**** Information provided ****

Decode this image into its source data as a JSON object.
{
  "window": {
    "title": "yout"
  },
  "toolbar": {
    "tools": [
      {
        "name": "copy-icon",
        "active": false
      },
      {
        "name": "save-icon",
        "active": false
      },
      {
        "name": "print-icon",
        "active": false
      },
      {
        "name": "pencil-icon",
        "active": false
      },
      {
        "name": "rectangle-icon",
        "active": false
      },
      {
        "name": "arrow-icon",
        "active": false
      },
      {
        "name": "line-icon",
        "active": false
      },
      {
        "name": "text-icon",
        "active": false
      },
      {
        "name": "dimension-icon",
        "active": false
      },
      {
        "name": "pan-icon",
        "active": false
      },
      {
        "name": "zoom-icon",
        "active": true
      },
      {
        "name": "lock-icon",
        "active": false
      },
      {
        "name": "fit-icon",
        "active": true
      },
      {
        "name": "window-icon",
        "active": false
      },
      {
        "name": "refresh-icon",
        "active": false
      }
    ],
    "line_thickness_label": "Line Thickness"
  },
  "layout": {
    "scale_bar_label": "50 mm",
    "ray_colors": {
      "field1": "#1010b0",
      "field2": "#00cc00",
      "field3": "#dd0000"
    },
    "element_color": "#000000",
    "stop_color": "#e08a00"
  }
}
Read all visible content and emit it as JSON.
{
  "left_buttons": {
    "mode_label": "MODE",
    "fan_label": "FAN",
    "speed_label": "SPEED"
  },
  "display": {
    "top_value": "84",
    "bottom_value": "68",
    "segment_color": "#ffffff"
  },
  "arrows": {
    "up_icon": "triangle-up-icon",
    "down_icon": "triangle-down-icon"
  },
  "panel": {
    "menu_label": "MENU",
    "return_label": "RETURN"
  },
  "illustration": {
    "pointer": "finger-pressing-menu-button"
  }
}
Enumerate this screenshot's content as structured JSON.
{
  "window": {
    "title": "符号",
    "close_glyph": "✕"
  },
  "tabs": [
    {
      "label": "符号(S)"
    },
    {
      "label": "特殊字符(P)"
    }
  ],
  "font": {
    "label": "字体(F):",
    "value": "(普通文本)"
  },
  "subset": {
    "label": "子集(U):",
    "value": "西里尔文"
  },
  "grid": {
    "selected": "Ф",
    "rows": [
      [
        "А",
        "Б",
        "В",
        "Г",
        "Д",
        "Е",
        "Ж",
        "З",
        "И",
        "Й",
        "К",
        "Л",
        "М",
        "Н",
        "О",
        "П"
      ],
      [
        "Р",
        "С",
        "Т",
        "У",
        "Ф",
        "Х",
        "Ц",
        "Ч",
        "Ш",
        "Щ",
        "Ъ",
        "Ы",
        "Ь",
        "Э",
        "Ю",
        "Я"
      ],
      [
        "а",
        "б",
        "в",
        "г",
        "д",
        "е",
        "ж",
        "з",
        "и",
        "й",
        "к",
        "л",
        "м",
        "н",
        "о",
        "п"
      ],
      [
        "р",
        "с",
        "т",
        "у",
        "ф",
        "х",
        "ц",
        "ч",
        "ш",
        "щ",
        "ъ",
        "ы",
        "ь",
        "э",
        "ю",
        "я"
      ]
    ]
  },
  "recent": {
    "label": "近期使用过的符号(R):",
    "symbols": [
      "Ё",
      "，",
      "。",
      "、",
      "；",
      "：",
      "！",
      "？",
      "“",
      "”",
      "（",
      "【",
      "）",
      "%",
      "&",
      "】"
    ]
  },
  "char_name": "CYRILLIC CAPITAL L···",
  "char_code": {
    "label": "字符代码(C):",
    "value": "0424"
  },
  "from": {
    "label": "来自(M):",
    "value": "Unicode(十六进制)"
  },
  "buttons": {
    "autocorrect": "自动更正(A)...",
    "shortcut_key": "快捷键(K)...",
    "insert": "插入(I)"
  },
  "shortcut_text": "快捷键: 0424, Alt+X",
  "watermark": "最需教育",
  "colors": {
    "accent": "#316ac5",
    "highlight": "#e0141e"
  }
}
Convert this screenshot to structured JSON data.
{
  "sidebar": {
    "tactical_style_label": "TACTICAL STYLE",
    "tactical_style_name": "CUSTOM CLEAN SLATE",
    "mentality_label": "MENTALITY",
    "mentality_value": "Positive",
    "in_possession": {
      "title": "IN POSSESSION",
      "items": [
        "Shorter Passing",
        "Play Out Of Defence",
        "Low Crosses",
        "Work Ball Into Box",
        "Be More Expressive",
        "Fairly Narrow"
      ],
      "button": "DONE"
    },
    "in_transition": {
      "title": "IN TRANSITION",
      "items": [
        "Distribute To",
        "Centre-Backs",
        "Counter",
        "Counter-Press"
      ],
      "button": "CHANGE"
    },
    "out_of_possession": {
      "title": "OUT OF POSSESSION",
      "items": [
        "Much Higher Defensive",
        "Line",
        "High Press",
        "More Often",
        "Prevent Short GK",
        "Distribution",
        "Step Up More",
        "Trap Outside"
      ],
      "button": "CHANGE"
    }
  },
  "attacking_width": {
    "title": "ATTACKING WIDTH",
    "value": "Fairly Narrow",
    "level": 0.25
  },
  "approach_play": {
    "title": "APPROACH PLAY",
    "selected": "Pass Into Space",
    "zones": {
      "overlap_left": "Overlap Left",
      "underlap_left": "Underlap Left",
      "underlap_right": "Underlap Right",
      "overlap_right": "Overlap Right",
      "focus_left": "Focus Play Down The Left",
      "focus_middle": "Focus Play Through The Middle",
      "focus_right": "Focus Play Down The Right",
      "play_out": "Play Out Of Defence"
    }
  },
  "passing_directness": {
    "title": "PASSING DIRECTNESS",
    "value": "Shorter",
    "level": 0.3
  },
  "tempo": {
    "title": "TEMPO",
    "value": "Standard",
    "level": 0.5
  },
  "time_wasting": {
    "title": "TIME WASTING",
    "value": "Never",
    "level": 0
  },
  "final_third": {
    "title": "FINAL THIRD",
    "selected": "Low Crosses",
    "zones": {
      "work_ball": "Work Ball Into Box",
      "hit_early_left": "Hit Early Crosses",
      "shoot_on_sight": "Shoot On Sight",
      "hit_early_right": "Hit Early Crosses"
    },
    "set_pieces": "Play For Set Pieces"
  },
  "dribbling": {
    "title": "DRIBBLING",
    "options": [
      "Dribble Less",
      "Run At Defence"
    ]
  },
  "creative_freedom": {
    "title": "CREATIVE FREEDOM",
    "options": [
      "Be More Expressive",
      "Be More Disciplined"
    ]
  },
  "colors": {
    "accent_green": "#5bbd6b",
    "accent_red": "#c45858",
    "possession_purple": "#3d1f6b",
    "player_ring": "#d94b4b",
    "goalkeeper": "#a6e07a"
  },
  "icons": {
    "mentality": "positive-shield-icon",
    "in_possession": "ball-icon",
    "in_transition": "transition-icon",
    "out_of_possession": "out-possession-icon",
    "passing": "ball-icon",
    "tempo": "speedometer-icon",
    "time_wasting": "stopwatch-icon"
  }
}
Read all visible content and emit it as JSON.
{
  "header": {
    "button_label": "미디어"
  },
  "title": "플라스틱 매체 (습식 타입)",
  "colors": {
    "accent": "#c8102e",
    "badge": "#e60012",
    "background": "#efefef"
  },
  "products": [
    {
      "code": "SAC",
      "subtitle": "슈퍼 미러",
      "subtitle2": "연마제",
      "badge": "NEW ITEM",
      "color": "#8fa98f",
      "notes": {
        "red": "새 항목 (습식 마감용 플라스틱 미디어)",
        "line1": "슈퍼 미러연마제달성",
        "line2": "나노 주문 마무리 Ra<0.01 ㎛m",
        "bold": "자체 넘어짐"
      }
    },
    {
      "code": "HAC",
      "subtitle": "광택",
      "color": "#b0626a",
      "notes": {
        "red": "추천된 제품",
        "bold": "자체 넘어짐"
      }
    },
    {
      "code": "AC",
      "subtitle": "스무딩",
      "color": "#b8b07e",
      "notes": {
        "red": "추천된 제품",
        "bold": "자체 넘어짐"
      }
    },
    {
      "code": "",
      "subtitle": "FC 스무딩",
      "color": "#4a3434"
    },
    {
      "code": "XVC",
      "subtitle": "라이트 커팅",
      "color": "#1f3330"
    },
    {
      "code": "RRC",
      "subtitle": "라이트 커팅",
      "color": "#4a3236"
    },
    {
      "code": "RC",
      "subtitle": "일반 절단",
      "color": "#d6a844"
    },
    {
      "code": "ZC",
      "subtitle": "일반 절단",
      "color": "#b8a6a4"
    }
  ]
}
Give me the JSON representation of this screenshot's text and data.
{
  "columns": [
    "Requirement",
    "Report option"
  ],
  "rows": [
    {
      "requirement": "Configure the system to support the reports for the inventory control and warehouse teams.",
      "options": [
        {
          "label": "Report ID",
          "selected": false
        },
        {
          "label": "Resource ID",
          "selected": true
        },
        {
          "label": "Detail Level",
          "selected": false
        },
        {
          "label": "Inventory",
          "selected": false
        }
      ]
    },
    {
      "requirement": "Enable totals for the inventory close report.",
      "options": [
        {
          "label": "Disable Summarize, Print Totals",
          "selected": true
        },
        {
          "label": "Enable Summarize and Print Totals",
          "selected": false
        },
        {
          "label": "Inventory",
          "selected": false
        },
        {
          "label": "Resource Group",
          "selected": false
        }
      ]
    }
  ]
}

****

• _Problem to solve_: In the listing above, find the line with "Give me the" and set down that line and all after it exactly, through the final line.

• _Solved problem_:
Give me the JSON representation of this screenshot's text and data.
{
  "columns": [
    "Requirement",
    "Report option"
  ],
  "rows": [
    {
      "requirement": "Configure the system to support the reports for the inventory control and warehouse teams.",
      "options": [
        {
          "label": "Report ID",
          "selected": false
        },
        {
          "label": "Resource ID",
          "selected": true
        },
        {
          "label": "Detail Level",
          "selected": false
        },
        {
          "label": "Inventory",
          "selected": false
        }
      ]
    },
    {
      "requirement": "Enable totals for the inventory close report.",
      "options": [
        {
          "label": "Disable Summarize, Print Totals",
          "selected": true
        },
        {
          "label": "Enable Summarize and Print Totals",
          "selected": false
        },
        {
          "label": "Inventory",
          "selected": false
        },
        {
          "label": "Resource Group",
          "selected": false
        }
      ]
    }
  ]
}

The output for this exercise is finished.